Problem details: Set down each entry from the block beneath, exactly as written.

------------

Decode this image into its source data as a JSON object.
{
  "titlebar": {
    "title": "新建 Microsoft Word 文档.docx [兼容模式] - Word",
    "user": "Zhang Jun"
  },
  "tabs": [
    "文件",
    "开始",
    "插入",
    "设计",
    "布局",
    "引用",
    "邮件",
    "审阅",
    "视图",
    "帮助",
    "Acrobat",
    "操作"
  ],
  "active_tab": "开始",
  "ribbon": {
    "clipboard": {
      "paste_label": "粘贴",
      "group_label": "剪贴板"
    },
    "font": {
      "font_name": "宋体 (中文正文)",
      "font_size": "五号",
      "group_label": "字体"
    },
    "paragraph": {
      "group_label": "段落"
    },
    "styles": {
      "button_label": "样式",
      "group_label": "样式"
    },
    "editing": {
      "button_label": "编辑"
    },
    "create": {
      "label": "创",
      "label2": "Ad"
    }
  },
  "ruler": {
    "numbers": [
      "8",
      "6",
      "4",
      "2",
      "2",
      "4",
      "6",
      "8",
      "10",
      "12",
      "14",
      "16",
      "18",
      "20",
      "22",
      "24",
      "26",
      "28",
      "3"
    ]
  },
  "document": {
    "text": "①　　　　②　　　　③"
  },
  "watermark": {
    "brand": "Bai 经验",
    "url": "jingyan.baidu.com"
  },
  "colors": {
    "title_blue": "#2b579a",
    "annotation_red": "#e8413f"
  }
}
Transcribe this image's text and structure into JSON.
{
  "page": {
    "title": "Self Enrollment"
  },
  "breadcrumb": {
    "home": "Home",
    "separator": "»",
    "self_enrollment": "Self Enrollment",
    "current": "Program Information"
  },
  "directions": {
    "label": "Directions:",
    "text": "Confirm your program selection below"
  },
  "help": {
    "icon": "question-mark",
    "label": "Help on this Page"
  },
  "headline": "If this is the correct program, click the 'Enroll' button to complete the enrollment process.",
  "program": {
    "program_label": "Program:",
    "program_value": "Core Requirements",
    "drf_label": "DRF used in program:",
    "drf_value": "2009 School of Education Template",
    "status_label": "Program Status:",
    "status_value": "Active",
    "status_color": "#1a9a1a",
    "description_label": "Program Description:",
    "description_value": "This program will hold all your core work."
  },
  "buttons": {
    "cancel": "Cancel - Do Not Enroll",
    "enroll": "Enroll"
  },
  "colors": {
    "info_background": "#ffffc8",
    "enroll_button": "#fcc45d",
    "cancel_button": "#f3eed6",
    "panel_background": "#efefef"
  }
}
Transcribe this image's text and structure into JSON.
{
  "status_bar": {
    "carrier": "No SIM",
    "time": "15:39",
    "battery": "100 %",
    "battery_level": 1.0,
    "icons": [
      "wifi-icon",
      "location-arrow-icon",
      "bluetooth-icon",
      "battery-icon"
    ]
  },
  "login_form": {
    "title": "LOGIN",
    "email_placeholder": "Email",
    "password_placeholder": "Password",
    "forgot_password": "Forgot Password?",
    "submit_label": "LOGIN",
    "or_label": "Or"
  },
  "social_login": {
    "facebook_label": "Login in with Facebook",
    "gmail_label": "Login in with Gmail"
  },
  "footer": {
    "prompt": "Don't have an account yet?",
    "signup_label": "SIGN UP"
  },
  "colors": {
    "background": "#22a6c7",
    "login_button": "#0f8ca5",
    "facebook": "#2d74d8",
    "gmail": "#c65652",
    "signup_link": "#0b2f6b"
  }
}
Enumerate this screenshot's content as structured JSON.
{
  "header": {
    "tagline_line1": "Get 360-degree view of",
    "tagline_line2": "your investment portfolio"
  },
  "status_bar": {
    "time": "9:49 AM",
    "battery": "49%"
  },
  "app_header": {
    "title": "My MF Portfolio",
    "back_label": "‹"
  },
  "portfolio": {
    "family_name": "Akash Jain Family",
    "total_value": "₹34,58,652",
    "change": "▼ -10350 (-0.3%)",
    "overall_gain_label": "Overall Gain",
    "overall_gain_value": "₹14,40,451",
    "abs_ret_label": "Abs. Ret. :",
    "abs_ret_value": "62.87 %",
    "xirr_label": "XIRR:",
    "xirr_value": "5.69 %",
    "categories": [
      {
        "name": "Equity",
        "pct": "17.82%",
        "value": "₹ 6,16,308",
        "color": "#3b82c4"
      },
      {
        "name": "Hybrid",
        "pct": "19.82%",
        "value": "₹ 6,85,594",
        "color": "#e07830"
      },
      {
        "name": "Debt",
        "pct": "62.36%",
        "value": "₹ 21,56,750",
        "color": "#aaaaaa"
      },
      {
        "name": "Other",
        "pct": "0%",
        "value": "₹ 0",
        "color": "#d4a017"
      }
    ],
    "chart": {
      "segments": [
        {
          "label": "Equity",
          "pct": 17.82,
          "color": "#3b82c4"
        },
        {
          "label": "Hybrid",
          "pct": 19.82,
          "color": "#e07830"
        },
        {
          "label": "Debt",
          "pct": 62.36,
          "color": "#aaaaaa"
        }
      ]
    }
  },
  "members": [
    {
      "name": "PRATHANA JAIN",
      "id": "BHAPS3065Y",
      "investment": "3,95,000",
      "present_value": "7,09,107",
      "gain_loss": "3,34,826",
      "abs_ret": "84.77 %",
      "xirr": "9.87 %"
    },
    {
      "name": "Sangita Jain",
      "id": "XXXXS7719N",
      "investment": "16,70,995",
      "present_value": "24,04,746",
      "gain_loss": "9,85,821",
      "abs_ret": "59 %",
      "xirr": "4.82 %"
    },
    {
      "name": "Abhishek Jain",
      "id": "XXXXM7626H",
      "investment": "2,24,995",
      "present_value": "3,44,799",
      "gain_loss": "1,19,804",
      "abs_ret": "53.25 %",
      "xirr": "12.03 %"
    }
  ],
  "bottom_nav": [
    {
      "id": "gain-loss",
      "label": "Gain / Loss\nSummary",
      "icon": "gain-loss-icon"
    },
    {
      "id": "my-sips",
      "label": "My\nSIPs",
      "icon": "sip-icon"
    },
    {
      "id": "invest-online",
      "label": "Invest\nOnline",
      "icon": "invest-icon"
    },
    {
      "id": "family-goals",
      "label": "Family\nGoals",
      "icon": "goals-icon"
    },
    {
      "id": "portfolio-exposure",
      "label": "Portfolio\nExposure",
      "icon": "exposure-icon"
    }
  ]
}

------------

Task result:
Decode this image into its source data as a JSON object.
{
  "titlebar": {
    "title": "新建 Microsoft Word 文档.docx [兼容模式] - Word",
    "user": "Zhang Jun"
  },
  "tabs": [
    "文件",
    "开始",
    "插入",
    "设计",
    "布局",
    "引用",
    "邮件",
    "审阅",
    "视图",
    "帮助",
    "Acrobat",
    "操作"
  ],
  "active_tab": "开始",
  "ribbon": {
    "clipboard": {
      "paste_label": "粘贴",
      "group_label": "剪贴板"
    },
    "font": {
      "font_name": "宋体 (中文正文)",
      "font_size": "五号",
      "group_label": "字体"
    },
    "paragraph": {
      "group_label": "段落"
    },
    "styles": {
      "button_label": "样式",
      "group_label": "样式"
    },
    "editing": {
      "button_label": "编辑"
    },
    "create": {
      "label": "创",
      "label2": "Ad"
    }
  },
  "ruler": {
    "numbers": [
      "8",
      "6",
      "4",
      "2",
      "2",
      "4",
      "6",
      "8",
      "10",
      "12",
      "14",
      "16",
      "18",
      "20",
      "22",
      "24",
      "26",
      "28",
      "3"
    ]
  },
  "document": {
    "text": "①　　　　②　　　　③"
  },
  "watermark": {
    "brand": "Bai 经验",
    "url": "jingyan.baidu.com"
  },
  "colors": {
    "title_blue": "#2b579a",
    "annotation_red": "#e8413f"
  }
}
Transcribe this image's text and structure into JSON.
{
  "page": {
    "title": "Self Enrollment"
  },
  "breadcrumb": {
    "home": "Home",
    "separator": "»",
    "self_enrollment": "Self Enrollment",
    "current": "Program Information"
  },
  "directions": {
    "label": "Directions:",
    "text": "Confirm your program selection below"
  },
  "help": {
    "icon": "question-mark",
    "label": "Help on this Page"
  },
  "headline": "If this is the correct program, click the 'Enroll' button to complete the enrollment process.",
  "program": {
    "program_label": "Program:",
    "program_value": "Core Requirements",
    "drf_label": "DRF used in program:",
    "drf_value": "2009 School of Education Template",
    "status_label": "Program Status:",
    "status_value": "Active",
    "status_color": "#1a9a1a",
    "description_label": "Program Description:",
    "description_value": "This program will hold all your core work."
  },
  "buttons": {
    "cancel": "Cancel - Do Not Enroll",
    "enroll": "Enroll"
  },
  "colors": {
    "info_background": "#ffffc8",
    "enroll_button": "#fcc45d",
    "cancel_button": "#f3eed6",
    "panel_background": "#efefef"
  }
}
Transcribe this image's text and structure into JSON.
{
  "status_bar": {
    "carrier": "No SIM",
    "time": "15:39",
    "battery": "100 %",
    "battery_level": 1.0,
    "icons": [
      "wifi-icon",
      "location-arrow-icon",
      "bluetooth-icon",
      "battery-icon"
    ]
  },
  "login_form": {
    "title": "LOGIN",
    "email_placeholder": "Email",
    "password_placeholder": "Password",
    "forgot_password": "Forgot Password?",
    "submit_label": "LOGIN",
    "or_label": "Or"
  },
  "social_login": {
    "facebook_label": "Login in with Facebook",
    "gmail_label": "Login in with Gmail"
  },
  "footer": {
    "prompt": "Don't have an account yet?",
    "signup_label": "SIGN UP"
  },
  "colors": {
    "background": "#22a6c7",
    "login_button": "#0f8ca5",
    "facebook": "#2d74d8",
    "gmail": "#c65652",
    "signup_link": "#0b2f6b"
  }
}
Enumerate this screenshot's content as structured JSON.
{
  "header": {
    "tagline_line1": "Get 360-degree view of",
    "tagline_line2": "your investment portfolio"
  },
  "status_bar": {
    "time": "9:49 AM",
    "battery": "49%"
  },
  "app_header": {
    "title": "My MF Portfolio",
    "back_label": "‹"
  },
  "portfolio": {
    "family_name": "Akash Jain Family",
    "total_value": "₹34,58,652",
    "change": "▼ -10350 (-0.3%)",
    "overall_gain_label": "Overall Gain",
    "overall_gain_value": "₹14,40,451",
    "abs_ret_label": "Abs. Ret. :",
    "abs_ret_value": "62.87 %",
    "xirr_label": "XIRR:",
    "xirr_value": "5.69 %",
    "categories": [
      {
        "name": "Equity",
        "pct": "17.82%",
        "value": "₹ 6,16,308",
        "color": "#3b82c4"
      },
      {
        "name": "Hybrid",
        "pct": "19.82%",
        "value": "₹ 6,85,594",
        "color": "#e07830"
      },
      {
        "name": "Debt",
        "pct": "62.36%",
        "value": "₹ 21,56,750",
        "color": "#aaaaaa"
      },
      {
        "name": "Other",
        "pct": "0%",
        "value": "₹ 0",
        "color": "#d4a017"
      }
    ],
    "chart": {
      "segments": [
        {
          "label": "Equity",
          "pct": 17.82,
          "color": "#3b82c4"
        },
        {
          "label": "Hybrid",
          "pct": 19.82,
          "color": "#e07830"
        },
        {
          "label": "Debt",
          "pct": 62.36,
          "color": "#aaaaaa"
        }
      ]
    }
  },
  "members": [
    {
      "name": "PRATHANA JAIN",
      "id": "BHAPS3065Y",
      "investment": "3,95,000",
      "present_value": "7,09,107",
      "gain_loss": "3,34,826",
      "abs_ret": "84.77 %",
      "xirr": "9.87 %"
    },
    {
      "name": "Sangita Jain",
      "id": "XXXXS7719N",
      "investment": "16,70,995",
      "present_value": "24,04,746",
      "gain_loss": "9,85,821",
      "abs_ret": "59 %",
      "xirr": "4.82 %"
    },
    {
      "name": "Abhishek Jain",
      "id": "XXXXM7626H",
      "investment": "2,24,995",
      "present_value": "3,44,799",
      "gain_loss": "1,19,804",
      "abs_ret": "53.25 %",
      "xirr": "12.03 %"
    }
  ],
  "bottom_nav": [
    {
      "id": "gain-loss",
      "label": "Gain / Loss\nSummary",
      "icon": "gain-loss-icon"
    },
    {
      "id": "my-sips",
      "label": "My\nSIPs",
      "icon": "sip-icon"
    },
    {
      "id": "invest-online",
      "label": "Invest\nOnline",
      "icon": "invest-icon"
    },
    {
      "id": "family-goals",
      "label": "Family\nGoals",
      "icon": "goals-icon"
    },
    {
      "id": "portfolio-exposure",
      "label": "Portfolio\nExposure",
      "icon": "exposure-icon"
    }
  ]
}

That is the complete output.